EXERCISE DESCRIPTION: Copy all lines of the listing that include the string "from".

Dataset rows about figures:
+++

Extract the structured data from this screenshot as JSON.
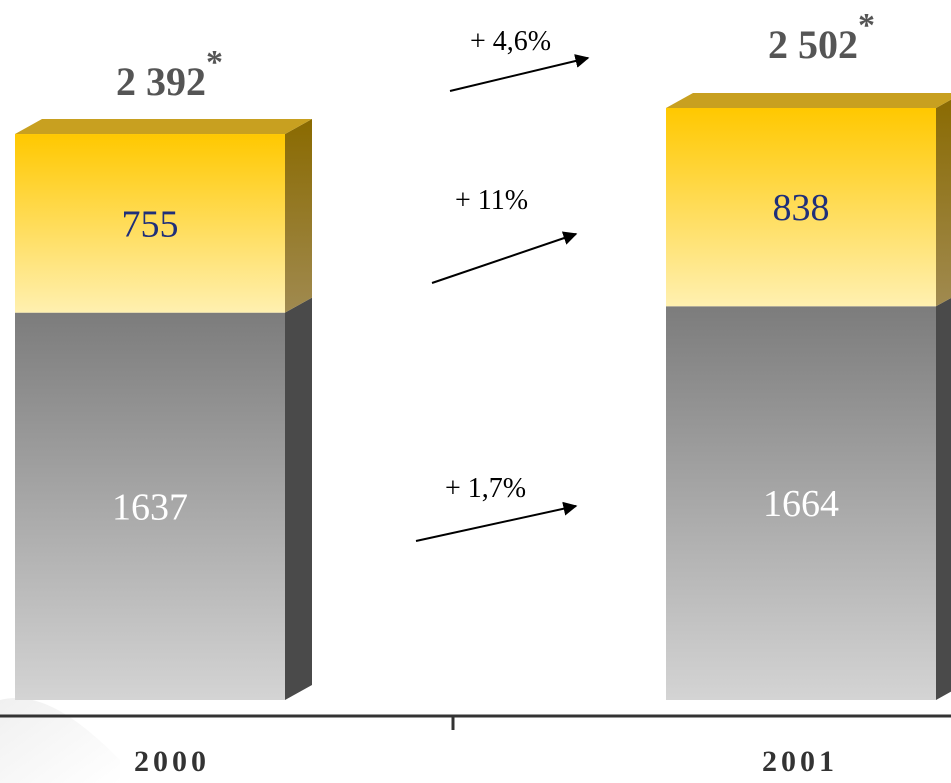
{
  "chart_data": {
    "type": "bar",
    "stacked": true,
    "categories": [
      "2000",
      "2001"
    ],
    "series": [
      {
        "values": [
          1637,
          1664
        ],
        "color": "#8a8a8a"
      },
      {
        "values": [
          755,
          838
        ],
        "color": "#ffcc00"
      }
    ],
    "totals": [
      "2 392",
      "2 502"
    ],
    "total_marker": "*",
    "segment_labels": {
      "bottom": [
        "1637",
        "1664"
      ],
      "top": [
        "755",
        "838"
      ]
    },
    "changes": {
      "total": "+ 4,6%",
      "top": "+ 11%",
      "bottom": "+ 1,7%"
    },
    "ylim": [
      0,
      2502
    ],
    "grid": false,
    "legend": "none"
  }
}
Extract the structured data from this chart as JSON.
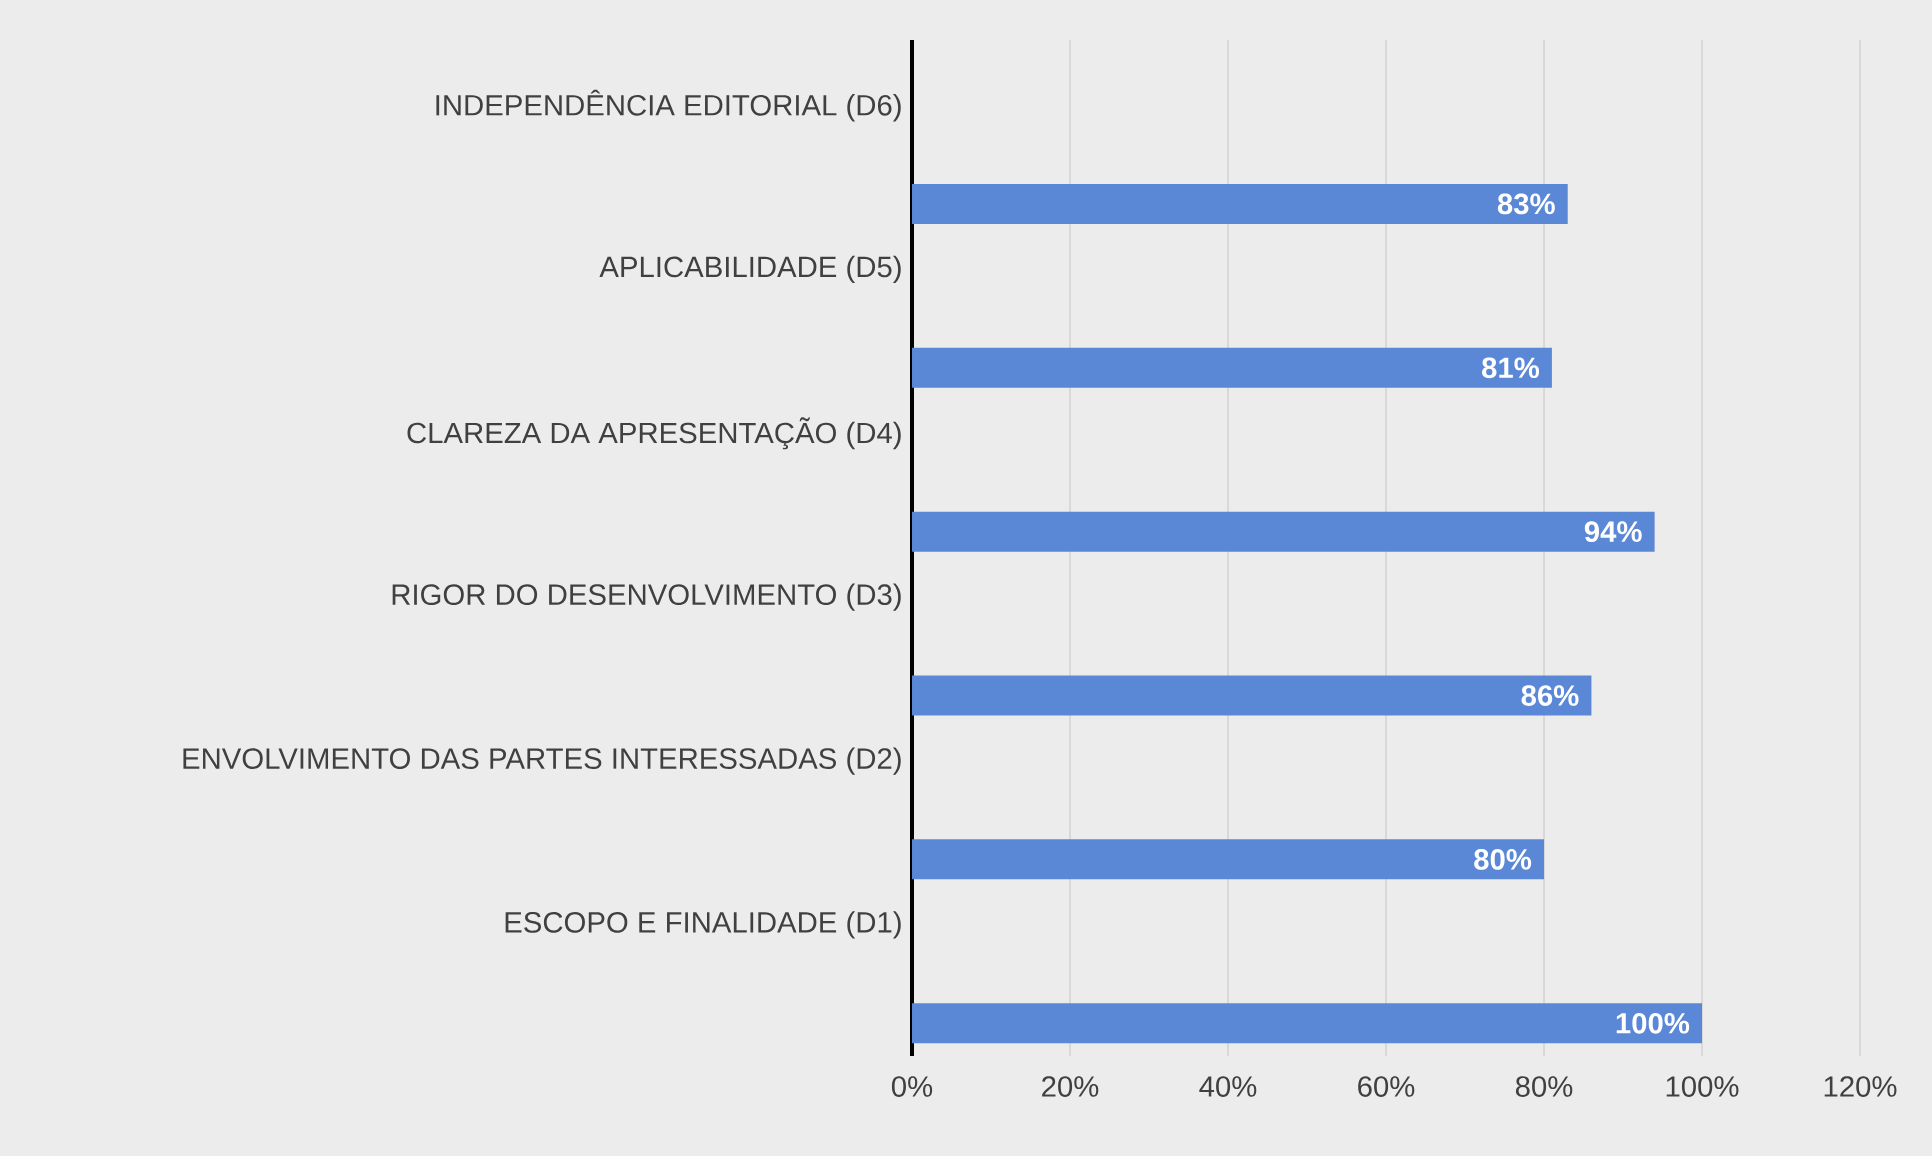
{
  "chart_data": {
    "type": "bar",
    "orientation": "horizontal",
    "categories": [
      "INDEPENDÊNCIA EDITORIAL (D6)",
      "APLICABILIDADE (D5)",
      "CLAREZA DA APRESENTAÇÃO (D4)",
      "RIGOR DO DESENVOLVIMENTO (D3)",
      "ENVOLVIMENTO DAS PARTES INTERESSADAS (D2)",
      "ESCOPO E FINALIDADE (D1)"
    ],
    "values": [
      83,
      81,
      94,
      86,
      80,
      100
    ],
    "value_labels": [
      "83%",
      "81%",
      "94%",
      "86%",
      "80%",
      "100%"
    ],
    "color": "#5a87d6",
    "xlim": [
      0,
      120
    ],
    "xticks": [
      {
        "value": 0,
        "label": "0%"
      },
      {
        "value": 20,
        "label": "20%"
      },
      {
        "value": 40,
        "label": "40%"
      },
      {
        "value": 60,
        "label": "60%"
      },
      {
        "value": 80,
        "label": "80%"
      },
      {
        "value": 100,
        "label": "100%"
      },
      {
        "value": 120,
        "label": "120%"
      }
    ],
    "grid": "x"
  }
}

+++

RESULT FOR THIS TASK:
Extract the structured data from this screenshot as JSON.
Extract the structured data from this chart as JSON.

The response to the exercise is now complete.